(Source extract)

Apolipoprotein E (apoE) is a 34,000 molecular weight protein which is the product of a single gene on chromosome 19. Human ApoE exists in three major isoforms designated apoE2, apoE3 and apoE4. The different isoforms result from amino acid substitutions at amino acid residue positions 112 and 158. The common isoform, apoE3, has a cysteine residue at position 112 and an arginine residue at position 158. The apoE4 isoform differs from apoE3 only at position 112, which is an arginine residue. The apoE4 isoform has been associated with neurological disorders such as AD, with poor outcome following stroke or traumatic head injury, accelerated progression of multiple sclerosis, and with certain cardiovascular disorders.
Human apoE4 exhibits domain interaction due to the presence of an Arg-112, together with an Arg-61 and a Glu-255, the latter two amino acids forming a salt bridge. ApoE4 domain interaction is predicted to represent a key factor responsible for its association with both heart disease and neurological disorders. Like many non-human animals, mouse apoE contains the equivalent of Arg-112 and Glu-255, but lacks the critical Arg-61 required for domain interaction; instead, mouse apoE, as well as apoE of at least nine other species, contains Thr-61. Weisgraber (1994) Adv. Protein Chem. 45:249–302.

(Information shown)
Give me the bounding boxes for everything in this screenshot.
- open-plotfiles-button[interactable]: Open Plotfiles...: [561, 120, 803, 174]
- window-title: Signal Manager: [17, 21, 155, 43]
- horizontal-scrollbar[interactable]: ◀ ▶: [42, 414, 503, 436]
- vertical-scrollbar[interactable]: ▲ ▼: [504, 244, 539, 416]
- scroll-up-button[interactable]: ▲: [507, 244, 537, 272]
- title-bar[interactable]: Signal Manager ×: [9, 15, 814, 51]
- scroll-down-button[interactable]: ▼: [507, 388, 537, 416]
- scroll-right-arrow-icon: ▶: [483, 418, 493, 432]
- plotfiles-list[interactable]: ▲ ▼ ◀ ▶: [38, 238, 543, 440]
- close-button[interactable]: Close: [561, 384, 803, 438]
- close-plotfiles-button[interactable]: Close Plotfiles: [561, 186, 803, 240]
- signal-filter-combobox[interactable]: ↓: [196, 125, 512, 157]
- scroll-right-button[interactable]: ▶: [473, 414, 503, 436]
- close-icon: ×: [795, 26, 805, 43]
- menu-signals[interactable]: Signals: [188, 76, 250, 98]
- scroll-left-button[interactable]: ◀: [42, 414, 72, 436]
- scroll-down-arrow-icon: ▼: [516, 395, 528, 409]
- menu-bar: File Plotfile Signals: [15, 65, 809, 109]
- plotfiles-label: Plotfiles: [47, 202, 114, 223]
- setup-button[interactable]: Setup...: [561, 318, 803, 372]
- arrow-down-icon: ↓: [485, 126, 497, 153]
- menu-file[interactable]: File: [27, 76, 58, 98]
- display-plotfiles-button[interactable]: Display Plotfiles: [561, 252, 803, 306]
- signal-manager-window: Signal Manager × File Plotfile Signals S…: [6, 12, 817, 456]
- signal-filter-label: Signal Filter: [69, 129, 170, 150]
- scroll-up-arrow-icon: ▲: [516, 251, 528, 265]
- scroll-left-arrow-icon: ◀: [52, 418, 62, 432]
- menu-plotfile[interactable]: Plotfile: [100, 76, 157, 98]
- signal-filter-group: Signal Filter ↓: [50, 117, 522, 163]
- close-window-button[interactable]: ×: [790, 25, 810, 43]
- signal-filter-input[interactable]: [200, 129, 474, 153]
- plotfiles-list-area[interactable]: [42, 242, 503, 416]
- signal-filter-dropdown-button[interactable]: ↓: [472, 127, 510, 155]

(Task item A)
Translate this sentence from the apolipoprotein E passage into Spanish: "The apoE4 isoform differs from apoE3 only at position 112, which is an arginine residue."
(Task item B)
Continue the apolipoprotein E passage with a further paragraph that picks up after its last sentence.

(Task response A)
La isoforma apoE4 difiere de la apoE3 solo en la posición 112, que es un residuo de arginina.

(Task response B)
ApoE contains two structural domains: an amino-terminal and a carboxyl-terminal domain. Weisgraber (1994) Adv. Protein Chem. 45:249–302. Each domain is associated with a specific function. The amino terminal domain contains the lipoprotein receptor binding region and the carboxy-terminal domain contains the major lipid-binding elements. The two domains interact with each other in an isoform-specific manner such that amino acid substitutions in one domain influence the function of the other domain, a phenomenon referred to as domain interaction.
Domain interaction is responsible for the preference of apoE4 for very low density lipoproteins (VLDL) contrasted with the preference of apoE3 for high density lipoproteins (HDL). The specific amino acid residues in apoE4 that are involved in this interaction have been identified: arginine-61 in the amino-terminal domain and glutamic acid-255 in the carboxyl-terminal domain. Dong et al. (1994) J. Biol. Chem. 269:22358–22365; and Dong and Weisgraber (1996) J. Biol. Chem. 271:19053–19057. In addition to differences in lipoprotein preference, apoE4 differs from apoE3 in its interaction with other proteins. For example, tau, a protein found in neurofibrillary tangles, interacts in vitro with apoE3, but not with apoE4.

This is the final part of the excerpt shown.